::: Supplied information :::

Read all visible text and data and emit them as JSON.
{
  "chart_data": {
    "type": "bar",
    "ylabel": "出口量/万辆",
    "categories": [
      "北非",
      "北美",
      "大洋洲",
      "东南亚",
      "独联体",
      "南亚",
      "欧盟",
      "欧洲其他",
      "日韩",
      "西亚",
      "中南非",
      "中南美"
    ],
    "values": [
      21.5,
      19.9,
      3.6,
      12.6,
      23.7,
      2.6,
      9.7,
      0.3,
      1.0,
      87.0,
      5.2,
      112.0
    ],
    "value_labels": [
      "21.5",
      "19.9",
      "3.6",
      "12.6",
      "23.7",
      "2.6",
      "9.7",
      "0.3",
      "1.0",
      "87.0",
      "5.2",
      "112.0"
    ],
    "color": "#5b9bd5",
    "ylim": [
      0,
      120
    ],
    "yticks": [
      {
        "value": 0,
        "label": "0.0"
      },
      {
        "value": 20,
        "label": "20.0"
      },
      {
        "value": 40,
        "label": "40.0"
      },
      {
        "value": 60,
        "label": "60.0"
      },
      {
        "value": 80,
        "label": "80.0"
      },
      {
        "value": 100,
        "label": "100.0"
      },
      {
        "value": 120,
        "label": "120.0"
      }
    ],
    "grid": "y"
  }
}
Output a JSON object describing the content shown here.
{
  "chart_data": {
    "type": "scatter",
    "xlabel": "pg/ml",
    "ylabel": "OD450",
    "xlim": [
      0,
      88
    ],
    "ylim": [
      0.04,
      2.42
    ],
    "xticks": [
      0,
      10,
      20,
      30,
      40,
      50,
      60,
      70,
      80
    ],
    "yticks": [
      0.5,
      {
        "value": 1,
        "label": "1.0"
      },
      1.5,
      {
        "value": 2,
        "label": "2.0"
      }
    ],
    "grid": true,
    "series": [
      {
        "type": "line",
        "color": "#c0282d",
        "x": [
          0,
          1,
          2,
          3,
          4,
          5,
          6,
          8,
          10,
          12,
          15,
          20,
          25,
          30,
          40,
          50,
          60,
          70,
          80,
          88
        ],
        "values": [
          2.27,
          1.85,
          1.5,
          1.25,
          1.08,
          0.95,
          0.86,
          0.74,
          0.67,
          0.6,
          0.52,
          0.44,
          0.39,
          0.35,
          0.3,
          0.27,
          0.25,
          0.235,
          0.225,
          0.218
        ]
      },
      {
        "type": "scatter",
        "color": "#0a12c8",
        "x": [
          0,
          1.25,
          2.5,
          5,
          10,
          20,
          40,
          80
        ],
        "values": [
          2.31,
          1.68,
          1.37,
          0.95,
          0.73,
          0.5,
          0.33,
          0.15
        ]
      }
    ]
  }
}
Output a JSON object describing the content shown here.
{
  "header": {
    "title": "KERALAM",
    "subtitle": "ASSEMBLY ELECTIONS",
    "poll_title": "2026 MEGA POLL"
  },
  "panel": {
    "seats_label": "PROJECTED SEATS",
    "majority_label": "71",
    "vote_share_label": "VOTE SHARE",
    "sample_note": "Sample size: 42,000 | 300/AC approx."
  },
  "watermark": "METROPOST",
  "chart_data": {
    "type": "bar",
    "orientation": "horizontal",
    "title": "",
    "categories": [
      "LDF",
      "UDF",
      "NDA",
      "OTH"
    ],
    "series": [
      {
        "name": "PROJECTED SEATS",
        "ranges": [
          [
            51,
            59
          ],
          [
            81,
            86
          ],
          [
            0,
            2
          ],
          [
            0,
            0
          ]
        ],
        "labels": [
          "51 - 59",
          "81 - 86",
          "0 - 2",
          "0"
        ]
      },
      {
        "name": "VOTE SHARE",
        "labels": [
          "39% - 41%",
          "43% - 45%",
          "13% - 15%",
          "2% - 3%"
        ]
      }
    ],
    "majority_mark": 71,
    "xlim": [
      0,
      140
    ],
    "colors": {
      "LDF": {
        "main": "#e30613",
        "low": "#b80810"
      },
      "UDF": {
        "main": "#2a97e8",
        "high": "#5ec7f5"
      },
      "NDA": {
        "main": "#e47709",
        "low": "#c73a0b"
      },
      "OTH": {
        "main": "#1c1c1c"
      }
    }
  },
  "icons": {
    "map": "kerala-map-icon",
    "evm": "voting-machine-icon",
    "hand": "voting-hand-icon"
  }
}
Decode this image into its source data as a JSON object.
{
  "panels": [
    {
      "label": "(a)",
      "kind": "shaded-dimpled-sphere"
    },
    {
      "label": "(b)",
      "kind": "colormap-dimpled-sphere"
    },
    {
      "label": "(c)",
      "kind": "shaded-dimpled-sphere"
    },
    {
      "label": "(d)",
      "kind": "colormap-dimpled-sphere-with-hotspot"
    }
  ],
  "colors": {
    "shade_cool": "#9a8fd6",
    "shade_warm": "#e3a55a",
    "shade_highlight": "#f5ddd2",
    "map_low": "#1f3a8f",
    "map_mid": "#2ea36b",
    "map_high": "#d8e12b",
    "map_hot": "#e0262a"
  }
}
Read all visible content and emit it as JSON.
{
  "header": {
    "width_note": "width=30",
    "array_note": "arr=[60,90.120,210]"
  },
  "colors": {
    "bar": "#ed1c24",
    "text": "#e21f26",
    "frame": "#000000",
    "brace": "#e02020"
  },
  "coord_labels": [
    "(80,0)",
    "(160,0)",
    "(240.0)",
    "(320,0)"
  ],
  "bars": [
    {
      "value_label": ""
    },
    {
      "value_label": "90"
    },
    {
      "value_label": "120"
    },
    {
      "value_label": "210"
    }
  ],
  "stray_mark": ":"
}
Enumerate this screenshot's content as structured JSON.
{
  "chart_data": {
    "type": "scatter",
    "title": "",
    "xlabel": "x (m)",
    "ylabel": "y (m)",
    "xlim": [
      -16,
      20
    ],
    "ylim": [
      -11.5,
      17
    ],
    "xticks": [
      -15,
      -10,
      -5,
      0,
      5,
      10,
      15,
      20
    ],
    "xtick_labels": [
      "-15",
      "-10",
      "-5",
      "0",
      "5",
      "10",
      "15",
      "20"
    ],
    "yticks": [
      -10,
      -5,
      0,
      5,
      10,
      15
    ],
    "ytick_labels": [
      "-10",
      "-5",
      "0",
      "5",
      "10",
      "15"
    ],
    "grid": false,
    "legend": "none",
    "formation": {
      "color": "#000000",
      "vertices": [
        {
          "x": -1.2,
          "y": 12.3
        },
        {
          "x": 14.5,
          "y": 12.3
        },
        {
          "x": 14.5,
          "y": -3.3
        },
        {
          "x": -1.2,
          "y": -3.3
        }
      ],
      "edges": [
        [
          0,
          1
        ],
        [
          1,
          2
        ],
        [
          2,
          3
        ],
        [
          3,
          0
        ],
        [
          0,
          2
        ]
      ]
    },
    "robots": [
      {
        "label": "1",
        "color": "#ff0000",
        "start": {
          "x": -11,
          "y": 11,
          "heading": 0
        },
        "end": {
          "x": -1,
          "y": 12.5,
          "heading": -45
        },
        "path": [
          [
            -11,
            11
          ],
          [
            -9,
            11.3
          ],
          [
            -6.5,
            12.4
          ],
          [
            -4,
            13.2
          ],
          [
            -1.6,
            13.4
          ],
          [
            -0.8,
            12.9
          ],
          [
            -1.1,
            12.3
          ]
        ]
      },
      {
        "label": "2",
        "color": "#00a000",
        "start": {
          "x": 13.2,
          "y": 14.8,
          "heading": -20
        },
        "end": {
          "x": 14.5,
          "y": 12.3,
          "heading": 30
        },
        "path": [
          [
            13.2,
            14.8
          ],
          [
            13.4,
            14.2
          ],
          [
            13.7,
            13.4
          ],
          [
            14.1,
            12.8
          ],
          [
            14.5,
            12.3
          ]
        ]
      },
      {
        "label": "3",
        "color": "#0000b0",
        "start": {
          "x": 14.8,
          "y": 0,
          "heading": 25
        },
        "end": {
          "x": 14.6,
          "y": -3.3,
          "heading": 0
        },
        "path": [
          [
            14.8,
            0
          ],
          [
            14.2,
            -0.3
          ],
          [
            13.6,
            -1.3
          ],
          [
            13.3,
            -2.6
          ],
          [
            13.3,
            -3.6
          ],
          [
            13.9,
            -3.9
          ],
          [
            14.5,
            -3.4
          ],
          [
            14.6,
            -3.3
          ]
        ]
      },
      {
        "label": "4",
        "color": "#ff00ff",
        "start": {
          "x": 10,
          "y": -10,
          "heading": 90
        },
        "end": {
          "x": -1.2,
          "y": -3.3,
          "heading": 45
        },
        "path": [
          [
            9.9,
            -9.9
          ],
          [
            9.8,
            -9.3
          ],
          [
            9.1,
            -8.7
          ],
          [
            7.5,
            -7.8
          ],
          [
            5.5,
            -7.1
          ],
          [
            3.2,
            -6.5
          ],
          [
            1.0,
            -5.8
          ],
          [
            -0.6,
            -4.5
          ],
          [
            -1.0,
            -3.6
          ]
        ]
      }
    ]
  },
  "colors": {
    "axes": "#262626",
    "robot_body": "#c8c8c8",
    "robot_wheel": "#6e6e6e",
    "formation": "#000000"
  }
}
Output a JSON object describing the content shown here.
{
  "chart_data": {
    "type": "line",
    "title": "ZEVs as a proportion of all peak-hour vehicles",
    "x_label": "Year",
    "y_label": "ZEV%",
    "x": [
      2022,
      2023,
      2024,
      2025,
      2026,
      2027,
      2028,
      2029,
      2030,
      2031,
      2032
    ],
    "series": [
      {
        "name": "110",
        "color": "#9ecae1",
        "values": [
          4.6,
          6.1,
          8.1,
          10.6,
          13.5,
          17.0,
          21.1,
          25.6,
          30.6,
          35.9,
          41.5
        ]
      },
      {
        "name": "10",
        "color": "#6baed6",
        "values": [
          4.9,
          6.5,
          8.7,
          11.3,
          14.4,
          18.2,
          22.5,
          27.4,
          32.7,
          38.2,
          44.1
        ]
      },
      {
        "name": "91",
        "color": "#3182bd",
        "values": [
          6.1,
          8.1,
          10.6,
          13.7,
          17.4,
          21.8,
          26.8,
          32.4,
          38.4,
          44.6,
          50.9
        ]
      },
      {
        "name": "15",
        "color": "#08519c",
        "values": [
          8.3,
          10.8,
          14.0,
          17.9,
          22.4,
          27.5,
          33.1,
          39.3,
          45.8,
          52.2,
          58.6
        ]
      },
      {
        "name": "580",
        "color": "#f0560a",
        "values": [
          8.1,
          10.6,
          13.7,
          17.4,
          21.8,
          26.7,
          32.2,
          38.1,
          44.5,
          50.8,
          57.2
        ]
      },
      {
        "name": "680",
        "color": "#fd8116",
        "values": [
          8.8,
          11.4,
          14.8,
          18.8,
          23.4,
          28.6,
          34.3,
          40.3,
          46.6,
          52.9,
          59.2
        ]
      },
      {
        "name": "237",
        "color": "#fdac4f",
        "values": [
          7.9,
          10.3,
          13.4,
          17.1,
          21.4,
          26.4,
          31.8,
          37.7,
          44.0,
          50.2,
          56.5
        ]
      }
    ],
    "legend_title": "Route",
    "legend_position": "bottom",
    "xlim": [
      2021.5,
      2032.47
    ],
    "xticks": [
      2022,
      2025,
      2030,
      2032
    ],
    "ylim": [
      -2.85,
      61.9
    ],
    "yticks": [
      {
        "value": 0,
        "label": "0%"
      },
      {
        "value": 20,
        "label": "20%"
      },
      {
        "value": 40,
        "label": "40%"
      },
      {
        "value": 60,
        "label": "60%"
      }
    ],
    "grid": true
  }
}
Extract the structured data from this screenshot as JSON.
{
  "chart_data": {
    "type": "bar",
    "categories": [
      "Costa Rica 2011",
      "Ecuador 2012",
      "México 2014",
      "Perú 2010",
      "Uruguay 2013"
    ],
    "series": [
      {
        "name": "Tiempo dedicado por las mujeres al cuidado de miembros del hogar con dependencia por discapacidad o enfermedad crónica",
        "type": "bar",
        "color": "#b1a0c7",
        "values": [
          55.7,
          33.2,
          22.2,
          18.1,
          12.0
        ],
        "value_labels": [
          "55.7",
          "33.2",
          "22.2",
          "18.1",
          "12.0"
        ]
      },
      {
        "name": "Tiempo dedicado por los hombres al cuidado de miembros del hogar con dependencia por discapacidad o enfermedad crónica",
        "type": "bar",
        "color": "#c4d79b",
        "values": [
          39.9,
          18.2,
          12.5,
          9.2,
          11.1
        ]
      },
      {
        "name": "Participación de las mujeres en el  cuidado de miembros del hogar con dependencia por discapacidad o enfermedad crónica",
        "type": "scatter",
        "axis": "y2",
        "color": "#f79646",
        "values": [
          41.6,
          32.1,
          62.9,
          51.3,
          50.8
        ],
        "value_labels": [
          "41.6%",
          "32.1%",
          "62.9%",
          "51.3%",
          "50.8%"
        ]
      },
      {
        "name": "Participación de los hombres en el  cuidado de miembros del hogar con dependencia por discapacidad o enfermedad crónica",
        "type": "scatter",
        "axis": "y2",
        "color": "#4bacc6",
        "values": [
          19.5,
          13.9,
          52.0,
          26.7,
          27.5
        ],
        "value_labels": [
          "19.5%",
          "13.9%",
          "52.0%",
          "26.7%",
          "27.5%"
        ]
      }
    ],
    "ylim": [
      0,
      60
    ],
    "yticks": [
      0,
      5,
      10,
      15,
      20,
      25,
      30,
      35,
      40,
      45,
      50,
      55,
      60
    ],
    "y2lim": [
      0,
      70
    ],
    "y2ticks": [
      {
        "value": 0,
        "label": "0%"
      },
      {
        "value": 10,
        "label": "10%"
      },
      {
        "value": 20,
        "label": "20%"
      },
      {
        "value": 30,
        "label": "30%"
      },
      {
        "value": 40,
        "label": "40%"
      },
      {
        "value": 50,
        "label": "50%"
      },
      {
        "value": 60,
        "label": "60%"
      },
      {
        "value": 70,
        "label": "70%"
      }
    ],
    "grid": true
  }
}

:::

Where a line above holds the string "sphere", show that line.

## Result
      "kind": "shaded-dimpled-sphere"
      "kind": "colormap-dimpled-sphere"
      "kind": "shaded-dimpled-sphere"
      "kind": "colormap-dimpled-sphere-with-hotspot"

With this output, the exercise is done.